-- Required work --
Count lines, not occurrences: give the number of lines holding the word "color", and nothing besides.

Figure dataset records

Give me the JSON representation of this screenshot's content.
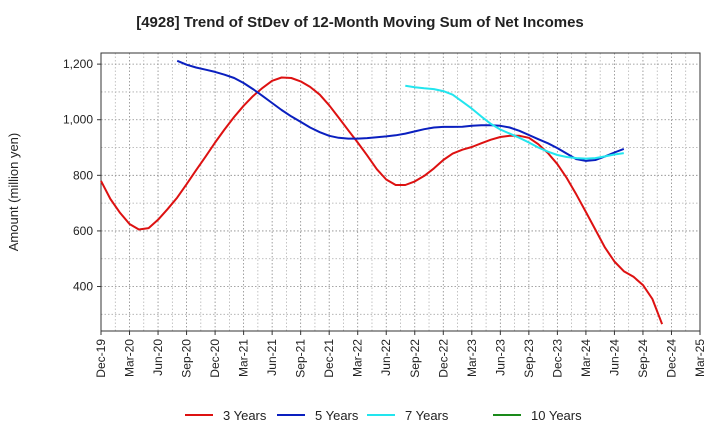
{
  "chart_data": {
    "type": "line",
    "title": "[4928]  Trend of StDev of 12-Month Moving Sum of Net Incomes",
    "ylabel": "Amount (million yen)",
    "xlabel": "",
    "ylim": [
      240,
      1240
    ],
    "yticks": [
      400,
      600,
      800,
      1000,
      1200
    ],
    "ytick_labels": [
      "400",
      "600",
      "800",
      "1,000",
      "1,200"
    ],
    "x_categories": [
      "Dec-19",
      "Mar-20",
      "Jun-20",
      "Sep-20",
      "Dec-20",
      "Mar-21",
      "Jun-21",
      "Sep-21",
      "Dec-21",
      "Mar-22",
      "Jun-22",
      "Sep-22",
      "Dec-22",
      "Mar-23",
      "Jun-23",
      "Sep-23",
      "Dec-23",
      "Mar-24",
      "Jun-24",
      "Sep-24",
      "Dec-24",
      "Mar-25"
    ],
    "grid": true,
    "legend_position": "bottom",
    "series": [
      {
        "name": "3 Years",
        "color": "#dd1111",
        "values": [
          [
            0,
            780
          ],
          [
            0.33,
            715
          ],
          [
            0.67,
            665
          ],
          [
            1,
            625
          ],
          [
            1.33,
            605
          ],
          [
            1.67,
            610
          ],
          [
            2,
            640
          ],
          [
            2.33,
            678
          ],
          [
            2.67,
            720
          ],
          [
            3,
            768
          ],
          [
            3.33,
            818
          ],
          [
            3.67,
            868
          ],
          [
            4,
            918
          ],
          [
            4.33,
            965
          ],
          [
            4.67,
            1010
          ],
          [
            5,
            1050
          ],
          [
            5.33,
            1085
          ],
          [
            5.67,
            1115
          ],
          [
            6,
            1140
          ],
          [
            6.33,
            1152
          ],
          [
            6.67,
            1150
          ],
          [
            7,
            1138
          ],
          [
            7.33,
            1118
          ],
          [
            7.67,
            1090
          ],
          [
            8,
            1052
          ],
          [
            8.33,
            1008
          ],
          [
            8.67,
            962
          ],
          [
            9,
            918
          ],
          [
            9.33,
            872
          ],
          [
            9.67,
            822
          ],
          [
            10,
            785
          ],
          [
            10.33,
            765
          ],
          [
            10.67,
            765
          ],
          [
            11,
            778
          ],
          [
            11.33,
            798
          ],
          [
            11.67,
            825
          ],
          [
            12,
            855
          ],
          [
            12.33,
            878
          ],
          [
            12.67,
            892
          ],
          [
            13,
            902
          ],
          [
            13.33,
            915
          ],
          [
            13.67,
            928
          ],
          [
            14,
            938
          ],
          [
            14.33,
            942
          ],
          [
            14.67,
            942
          ],
          [
            15,
            935
          ],
          [
            15.33,
            912
          ],
          [
            15.67,
            880
          ],
          [
            16,
            840
          ],
          [
            16.33,
            790
          ],
          [
            16.67,
            730
          ],
          [
            17,
            668
          ],
          [
            17.33,
            605
          ],
          [
            17.67,
            540
          ],
          [
            18,
            490
          ],
          [
            18.33,
            455
          ],
          [
            18.67,
            435
          ],
          [
            19,
            405
          ],
          [
            19.33,
            355
          ],
          [
            19.67,
            265
          ]
        ]
      },
      {
        "name": "5 Years",
        "color": "#0a1fbf",
        "values": [
          [
            2.67,
            1212
          ],
          [
            3,
            1198
          ],
          [
            3.33,
            1188
          ],
          [
            3.67,
            1180
          ],
          [
            4,
            1172
          ],
          [
            4.33,
            1162
          ],
          [
            4.67,
            1150
          ],
          [
            5,
            1132
          ],
          [
            5.33,
            1110
          ],
          [
            5.67,
            1085
          ],
          [
            6,
            1060
          ],
          [
            6.33,
            1035
          ],
          [
            6.67,
            1012
          ],
          [
            7,
            992
          ],
          [
            7.33,
            972
          ],
          [
            7.67,
            955
          ],
          [
            8,
            942
          ],
          [
            8.33,
            935
          ],
          [
            8.67,
            932
          ],
          [
            9,
            932
          ],
          [
            9.33,
            934
          ],
          [
            9.67,
            937
          ],
          [
            10,
            940
          ],
          [
            10.33,
            944
          ],
          [
            10.67,
            950
          ],
          [
            11,
            958
          ],
          [
            11.33,
            966
          ],
          [
            11.67,
            972
          ],
          [
            12,
            974
          ],
          [
            12.33,
            974
          ],
          [
            12.67,
            975
          ],
          [
            13,
            978
          ],
          [
            13.33,
            980
          ],
          [
            13.67,
            980
          ],
          [
            14,
            978
          ],
          [
            14.33,
            972
          ],
          [
            14.67,
            960
          ],
          [
            15,
            945
          ],
          [
            15.33,
            930
          ],
          [
            15.67,
            915
          ],
          [
            16,
            898
          ],
          [
            16.33,
            878
          ],
          [
            16.67,
            858
          ],
          [
            17,
            852
          ],
          [
            17.33,
            855
          ],
          [
            17.67,
            868
          ],
          [
            18,
            882
          ],
          [
            18.33,
            895
          ]
        ]
      },
      {
        "name": "7 Years",
        "color": "#22e5ee",
        "values": [
          [
            10.67,
            1122
          ],
          [
            11,
            1117
          ],
          [
            11.33,
            1113
          ],
          [
            11.67,
            1110
          ],
          [
            12,
            1103
          ],
          [
            12.33,
            1090
          ],
          [
            12.67,
            1065
          ],
          [
            13,
            1040
          ],
          [
            13.33,
            1012
          ],
          [
            13.67,
            985
          ],
          [
            14,
            965
          ],
          [
            14.33,
            950
          ],
          [
            14.67,
            935
          ],
          [
            15,
            918
          ],
          [
            15.33,
            900
          ],
          [
            15.67,
            885
          ],
          [
            16,
            873
          ],
          [
            16.33,
            866
          ],
          [
            16.67,
            862
          ],
          [
            17,
            860
          ],
          [
            17.33,
            862
          ],
          [
            17.67,
            868
          ],
          [
            18,
            875
          ],
          [
            18.33,
            880
          ]
        ]
      },
      {
        "name": "10 Years",
        "color": "#1a8a1a",
        "values": []
      }
    ]
  }
}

-- Response to the exercise --
4